» EXERCISE DIRECTIONS
Write out the data below word for word, keeping every line but leaving out the picture.

» RECORDS FOR THE EXERCISE

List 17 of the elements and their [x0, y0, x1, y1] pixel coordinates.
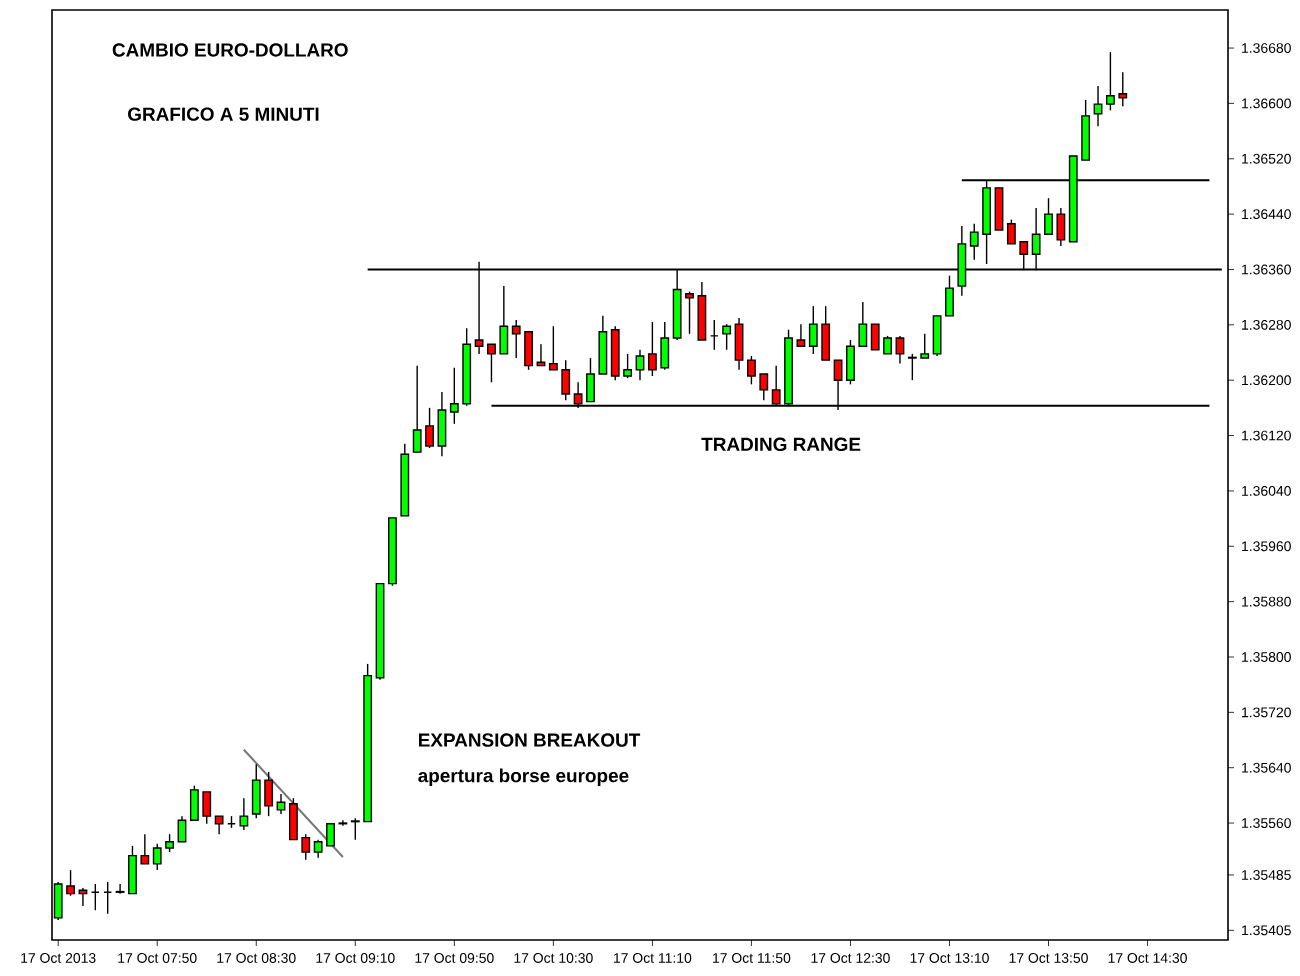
annotation: TRADING RANGE	[701, 437, 861, 451]
candlestick	[635, 349, 645, 381]
candlestick	[1093, 85, 1103, 127]
candlestick	[722, 323, 732, 351]
candlestick	[437, 391, 447, 458]
text: CAMBIO EURO-DOLLARO	[112, 43, 348, 57]
candlestick	[115, 883, 125, 895]
candlestick	[895, 335, 905, 365]
candlestick	[78, 887, 88, 907]
candlestick	[994, 187, 1004, 231]
candlestick	[734, 317, 744, 371]
candlestick	[276, 793, 286, 815]
text: GRAFICO A 5 MINUTI	[128, 107, 319, 121]
annotation: EXPANSION BREAKOUT	[418, 733, 641, 747]
candlestick	[796, 323, 806, 347]
candlestick	[239, 797, 249, 831]
annotation: apertura borse europee	[418, 768, 629, 787]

» RESPONSE
List 17 of the elements and their [x0, y0, x1, y1] pixel coordinates.
annotation: TRADING RANGE	[701, 437, 861, 451]
candlestick	[635, 349, 645, 381]
candlestick	[1093, 85, 1103, 127]
candlestick	[722, 323, 732, 351]
candlestick	[437, 391, 447, 458]
text: CAMBIO EURO-DOLLARO	[112, 43, 348, 57]
candlestick	[115, 883, 125, 895]
candlestick	[895, 335, 905, 365]
candlestick	[78, 887, 88, 907]
candlestick	[994, 187, 1004, 231]
candlestick	[734, 317, 744, 371]
candlestick	[276, 793, 286, 815]
text: GRAFICO A 5 MINUTI	[128, 107, 319, 121]
annotation: EXPANSION BREAKOUT	[418, 733, 641, 747]
candlestick	[796, 323, 806, 347]
candlestick	[239, 797, 249, 831]
annotation: apertura borse europee	[418, 768, 629, 787]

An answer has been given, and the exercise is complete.